PROMPT »
Skip the pictures and repeat each line of the data exactly.

Saved entries »
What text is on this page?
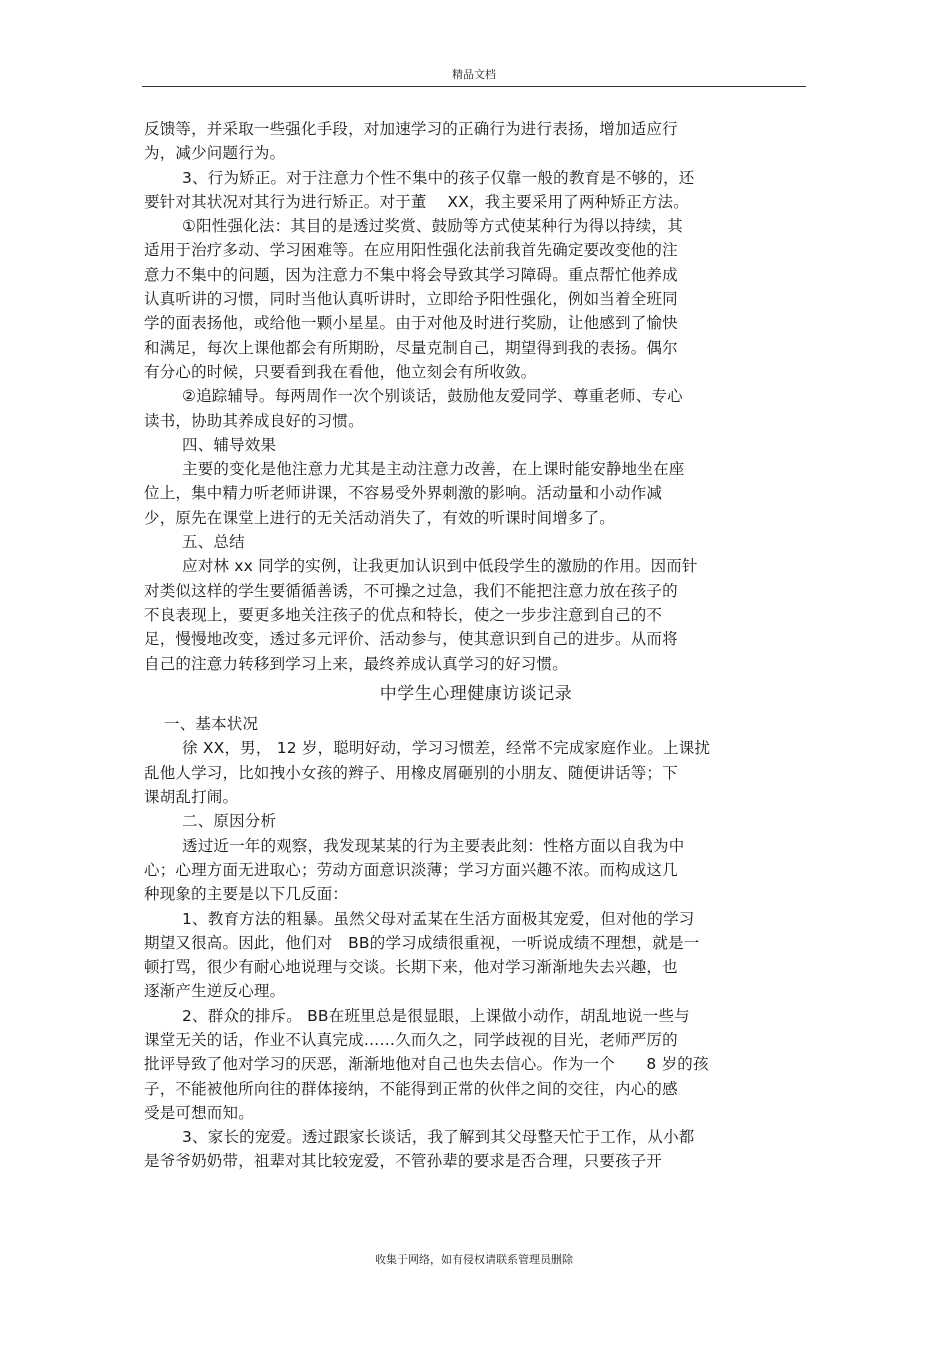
精品文档
反馈等，并采取一些强化手段，对加速学习的正确行为进行表扬，增加适应行
为，减少问题行为。
3、行为矫正。对于注意力个性不集中的孩子仅靠一般的教育是不够的，还
要针对其状况对其行为进行矫正。对于董　 XX，我主要采用了两种矫正方法。
①阳性强化法：其目的是透过奖赏、鼓励等方式使某种行为得以持续，其
适用于治疗多动、学习困难等。在应用阳性强化法前我首先确定要改变他的注
意力不集中的问题，因为注意力不集中将会导致其学习障碍。重点帮忙他养成
认真听讲的习惯，同时当他认真听讲时，立即给予阳性强化，例如当着全班同
学的面表扬他，或给他一颗小星星。由于对他及时进行奖励，让他感到了愉快
和满足，每次上课他都会有所期盼，尽量克制自己，期望得到我的表扬。偶尔
有分心的时候，只要看到我在看他，他立刻会有所收敛。
②追踪辅导。每两周作一次个别谈话，鼓励他友爱同学、尊重老师、专心
读书，协助其养成良好的习惯。
四、辅导效果
主要的变化是他注意力尤其是主动注意力改善，在上课时能安静地坐在座
位上，集中精力听老师讲课，不容易受外界刺激的影响。活动量和小动作减
少，原先在课堂上进行的无关活动消失了，有效的听课时间增多了。
五、总结
应对林 xx 同学的实例，让我更加认识到中低段学生的激励的作用。因而针
对类似这样的学生要循循善诱，不可操之过急，我们不能把注意力放在孩子的
不良表现上，要更多地关注孩子的优点和特长，使之一步步注意到自己的不
足，慢慢地改变，透过多元评价、活动参与，使其意识到自己的进步。从而将
自己的注意力转移到学习上来，最终养成认真学习的好习惯。
中学生心理健康访谈记录
一、基本状况
徐 XX，男， 12 岁，聪明好动，学习习惯差，经常不完成家庭作业。上课扰
乱他人学习，比如拽小女孩的辫子、用橡皮屑砸别的小朋友、随便讲话等；下
课胡乱打闹。
二、原因分析
透过近一年的观察，我发现某某的行为主要表此刻：性格方面以自我为中
心；心理方面无进取心；劳动方面意识淡薄；学习方面兴趣不浓。而构成这几
种现象的主要是以下几反面：
1、教育方法的粗暴。虽然父母对孟某在生活方面极其宠爱，但对他的学习
期望又很高。因此，他们对　BB的学习成绩很重视，一听说成绩不理想，就是一
顿打骂，很少有耐心地说理与交谈。长期下来，他对学习渐渐地失去兴趣，也
逐渐产生逆反心理。
2、群众的排斥。 BB在班里总是很显眼，上课做小动作，胡乱地说一些与
课堂无关的话，作业不认真完成……久而久之，同学歧视的目光，老师严厉的
批评导致了他对学习的厌恶，渐渐地他对自己也失去信心。作为一个　　8 岁的孩
子，不能被他所向往的群体接纳，不能得到正常的伙伴之间的交往，内心的感
受是可想而知。
3、家长的宠爱。透过跟家长谈话，我了解到其父母整天忙于工作，从小都
是爷爷奶奶带，祖辈对其比较宠爱，不管孙辈的要求是否合理，只要孩子开
收集于网络，如有侵权请联系管理员删除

TASK SOLUTION »
What text is on this page?
精品文档
反馈等，并采取一些强化手段，对加速学习的正确行为进行表扬，增加适应行
为，减少问题行为。
3、行为矫正。对于注意力个性不集中的孩子仅靠一般的教育是不够的，还
要针对其状况对其行为进行矫正。对于董　 XX，我主要采用了两种矫正方法。
①阳性强化法：其目的是透过奖赏、鼓励等方式使某种行为得以持续，其
适用于治疗多动、学习困难等。在应用阳性强化法前我首先确定要改变他的注
意力不集中的问题，因为注意力不集中将会导致其学习障碍。重点帮忙他养成
认真听讲的习惯，同时当他认真听讲时，立即给予阳性强化，例如当着全班同
学的面表扬他，或给他一颗小星星。由于对他及时进行奖励，让他感到了愉快
和满足，每次上课他都会有所期盼，尽量克制自己，期望得到我的表扬。偶尔
有分心的时候，只要看到我在看他，他立刻会有所收敛。
②追踪辅导。每两周作一次个别谈话，鼓励他友爱同学、尊重老师、专心
读书，协助其养成良好的习惯。
四、辅导效果
主要的变化是他注意力尤其是主动注意力改善，在上课时能安静地坐在座
位上，集中精力听老师讲课，不容易受外界刺激的影响。活动量和小动作减
少，原先在课堂上进行的无关活动消失了，有效的听课时间增多了。
五、总结
应对林 xx 同学的实例，让我更加认识到中低段学生的激励的作用。因而针
对类似这样的学生要循循善诱，不可操之过急，我们不能把注意力放在孩子的
不良表现上，要更多地关注孩子的优点和特长，使之一步步注意到自己的不
足，慢慢地改变，透过多元评价、活动参与，使其意识到自己的进步。从而将
自己的注意力转移到学习上来，最终养成认真学习的好习惯。
中学生心理健康访谈记录
一、基本状况
徐 XX，男， 12 岁，聪明好动，学习习惯差，经常不完成家庭作业。上课扰
乱他人学习，比如拽小女孩的辫子、用橡皮屑砸别的小朋友、随便讲话等；下
课胡乱打闹。
二、原因分析
透过近一年的观察，我发现某某的行为主要表此刻：性格方面以自我为中
心；心理方面无进取心；劳动方面意识淡薄；学习方面兴趣不浓。而构成这几
种现象的主要是以下几反面：
1、教育方法的粗暴。虽然父母对孟某在生活方面极其宠爱，但对他的学习
期望又很高。因此，他们对　BB的学习成绩很重视，一听说成绩不理想，就是一
顿打骂，很少有耐心地说理与交谈。长期下来，他对学习渐渐地失去兴趣，也
逐渐产生逆反心理。
2、群众的排斥。 BB在班里总是很显眼，上课做小动作，胡乱地说一些与
课堂无关的话，作业不认真完成……久而久之，同学歧视的目光，老师严厉的
批评导致了他对学习的厌恶，渐渐地他对自己也失去信心。作为一个　　8 岁的孩
子，不能被他所向往的群体接纳，不能得到正常的伙伴之间的交往，内心的感
受是可想而知。
3、家长的宠爱。透过跟家长谈话，我了解到其父母整天忙于工作，从小都
是爷爷奶奶带，祖辈对其比较宠爱，不管孙辈的要求是否合理，只要孩子开
收集于网络，如有侵权请联系管理员删除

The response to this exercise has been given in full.